▸ Stored data entries
┌──

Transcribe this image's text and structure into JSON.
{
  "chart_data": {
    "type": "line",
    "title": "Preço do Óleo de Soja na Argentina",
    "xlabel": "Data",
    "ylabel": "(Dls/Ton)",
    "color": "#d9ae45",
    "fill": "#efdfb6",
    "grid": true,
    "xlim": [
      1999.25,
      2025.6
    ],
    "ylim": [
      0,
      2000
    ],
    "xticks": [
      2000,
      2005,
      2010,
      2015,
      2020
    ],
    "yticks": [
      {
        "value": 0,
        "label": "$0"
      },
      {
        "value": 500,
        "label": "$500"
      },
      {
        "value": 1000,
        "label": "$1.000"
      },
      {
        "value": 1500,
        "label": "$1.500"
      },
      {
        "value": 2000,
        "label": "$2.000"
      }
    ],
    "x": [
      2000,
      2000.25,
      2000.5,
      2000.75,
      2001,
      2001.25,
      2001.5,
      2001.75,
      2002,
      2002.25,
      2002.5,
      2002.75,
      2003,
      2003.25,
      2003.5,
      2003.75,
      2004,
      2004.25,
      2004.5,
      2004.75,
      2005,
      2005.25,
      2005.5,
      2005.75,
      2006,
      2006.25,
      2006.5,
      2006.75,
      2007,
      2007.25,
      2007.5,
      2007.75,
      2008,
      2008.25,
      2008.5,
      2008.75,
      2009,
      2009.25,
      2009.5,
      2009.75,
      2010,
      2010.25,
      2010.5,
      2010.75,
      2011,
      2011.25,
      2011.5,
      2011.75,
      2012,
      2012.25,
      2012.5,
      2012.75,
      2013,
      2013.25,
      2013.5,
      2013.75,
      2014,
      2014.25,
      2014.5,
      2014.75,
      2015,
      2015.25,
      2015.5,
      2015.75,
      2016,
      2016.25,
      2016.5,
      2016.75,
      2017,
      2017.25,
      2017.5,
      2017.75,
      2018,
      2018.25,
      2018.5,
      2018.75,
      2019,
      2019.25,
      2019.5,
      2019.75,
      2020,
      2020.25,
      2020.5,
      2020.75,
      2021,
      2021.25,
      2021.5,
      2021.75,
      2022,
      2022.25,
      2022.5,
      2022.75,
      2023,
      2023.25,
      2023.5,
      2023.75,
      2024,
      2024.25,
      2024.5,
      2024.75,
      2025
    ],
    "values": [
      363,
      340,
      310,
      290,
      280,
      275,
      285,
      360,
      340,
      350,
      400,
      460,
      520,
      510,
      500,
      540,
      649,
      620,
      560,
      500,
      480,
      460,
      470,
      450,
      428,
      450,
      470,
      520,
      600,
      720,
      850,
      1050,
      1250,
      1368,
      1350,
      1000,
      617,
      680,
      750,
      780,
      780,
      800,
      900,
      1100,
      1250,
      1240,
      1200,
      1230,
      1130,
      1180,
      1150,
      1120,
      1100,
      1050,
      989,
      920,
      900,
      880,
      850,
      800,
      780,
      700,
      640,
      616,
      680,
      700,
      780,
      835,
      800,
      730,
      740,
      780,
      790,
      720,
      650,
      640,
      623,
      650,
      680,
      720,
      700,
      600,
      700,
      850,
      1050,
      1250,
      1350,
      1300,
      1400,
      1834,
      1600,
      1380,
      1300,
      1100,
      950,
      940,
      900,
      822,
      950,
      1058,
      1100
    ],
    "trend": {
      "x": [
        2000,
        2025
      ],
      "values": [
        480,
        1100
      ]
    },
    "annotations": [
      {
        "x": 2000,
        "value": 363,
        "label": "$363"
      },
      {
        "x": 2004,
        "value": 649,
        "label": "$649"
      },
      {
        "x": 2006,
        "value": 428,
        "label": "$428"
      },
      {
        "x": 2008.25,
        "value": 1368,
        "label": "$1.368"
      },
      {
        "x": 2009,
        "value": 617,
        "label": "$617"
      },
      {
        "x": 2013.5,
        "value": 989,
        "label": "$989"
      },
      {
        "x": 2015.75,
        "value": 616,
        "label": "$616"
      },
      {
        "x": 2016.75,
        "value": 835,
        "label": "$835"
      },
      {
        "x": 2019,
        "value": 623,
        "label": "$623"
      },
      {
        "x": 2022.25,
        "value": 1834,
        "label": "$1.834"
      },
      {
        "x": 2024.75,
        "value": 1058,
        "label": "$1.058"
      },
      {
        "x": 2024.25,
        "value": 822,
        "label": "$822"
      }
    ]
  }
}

└──

All of the entries need to be reproduced exactly; please write them out.

Transcribe this image's text and structure into JSON.
{
  "chart_data": {
    "type": "line",
    "title": "Preço do Óleo de Soja na Argentina",
    "xlabel": "Data",
    "ylabel": "(Dls/Ton)",
    "color": "#d9ae45",
    "fill": "#efdfb6",
    "grid": true,
    "xlim": [
      1999.25,
      2025.6
    ],
    "ylim": [
      0,
      2000
    ],
    "xticks": [
      2000,
      2005,
      2010,
      2015,
      2020
    ],
    "yticks": [
      {
        "value": 0,
        "label": "$0"
      },
      {
        "value": 500,
        "label": "$500"
      },
      {
        "value": 1000,
        "label": "$1.000"
      },
      {
        "value": 1500,
        "label": "$1.500"
      },
      {
        "value": 2000,
        "label": "$2.000"
      }
    ],
    "x": [
      2000,
      2000.25,
      2000.5,
      2000.75,
      2001,
      2001.25,
      2001.5,
      2001.75,
      2002,
      2002.25,
      2002.5,
      2002.75,
      2003,
      2003.25,
      2003.5,
      2003.75,
      2004,
      2004.25,
      2004.5,
      2004.75,
      2005,
      2005.25,
      2005.5,
      2005.75,
      2006,
      2006.25,
      2006.5,
      2006.75,
      2007,
      2007.25,
      2007.5,
      2007.75,
      2008,
      2008.25,
      2008.5,
      2008.75,
      2009,
      2009.25,
      2009.5,
      2009.75,
      2010,
      2010.25,
      2010.5,
      2010.75,
      2011,
      2011.25,
      2011.5,
      2011.75,
      2012,
      2012.25,
      2012.5,
      2012.75,
      2013,
      2013.25,
      2013.5,
      2013.75,
      2014,
      2014.25,
      2014.5,
      2014.75,
      2015,
      2015.25,
      2015.5,
      2015.75,
      2016,
      2016.25,
      2016.5,
      2016.75,
      2017,
      2017.25,
      2017.5,
      2017.75,
      2018,
      2018.25,
      2018.5,
      2018.75,
      2019,
      2019.25,
      2019.5,
      2019.75,
      2020,
      2020.25,
      2020.5,
      2020.75,
      2021,
      2021.25,
      2021.5,
      2021.75,
      2022,
      2022.25,
      2022.5,
      2022.75,
      2023,
      2023.25,
      2023.5,
      2023.75,
      2024,
      2024.25,
      2024.5,
      2024.75,
      2025
    ],
    "values": [
      363,
      340,
      310,
      290,
      280,
      275,
      285,
      360,
      340,
      350,
      400,
      460,
      520,
      510,
      500,
      540,
      649,
      620,
      560,
      500,
      480,
      460,
      470,
      450,
      428,
      450,
      470,
      520,
      600,
      720,
      850,
      1050,
      1250,
      1368,
      1350,
      1000,
      617,
      680,
      750,
      780,
      780,
      800,
      900,
      1100,
      1250,
      1240,
      1200,
      1230,
      1130,
      1180,
      1150,
      1120,
      1100,
      1050,
      989,
      920,
      900,
      880,
      850,
      800,
      780,
      700,
      640,
      616,
      680,
      700,
      780,
      835,
      800,
      730,
      740,
      780,
      790,
      720,
      650,
      640,
      623,
      650,
      680,
      720,
      700,
      600,
      700,
      850,
      1050,
      1250,
      1350,
      1300,
      1400,
      1834,
      1600,
      1380,
      1300,
      1100,
      950,
      940,
      900,
      822,
      950,
      1058,
      1100
    ],
    "trend": {
      "x": [
        2000,
        2025
      ],
      "values": [
        480,
        1100
      ]
    },
    "annotations": [
      {
        "x": 2000,
        "value": 363,
        "label": "$363"
      },
      {
        "x": 2004,
        "value": 649,
        "label": "$649"
      },
      {
        "x": 2006,
        "value": 428,
        "label": "$428"
      },
      {
        "x": 2008.25,
        "value": 1368,
        "label": "$1.368"
      },
      {
        "x": 2009,
        "value": 617,
        "label": "$617"
      },
      {
        "x": 2013.5,
        "value": 989,
        "label": "$989"
      },
      {
        "x": 2015.75,
        "value": 616,
        "label": "$616"
      },
      {
        "x": 2016.75,
        "value": 835,
        "label": "$835"
      },
      {
        "x": 2019,
        "value": 623,
        "label": "$623"
      },
      {
        "x": 2022.25,
        "value": 1834,
        "label": "$1.834"
      },
      {
        "x": 2024.75,
        "value": 1058,
        "label": "$1.058"
      },
      {
        "x": 2024.25,
        "value": 822,
        "label": "$822"
      }
    ]
  }
}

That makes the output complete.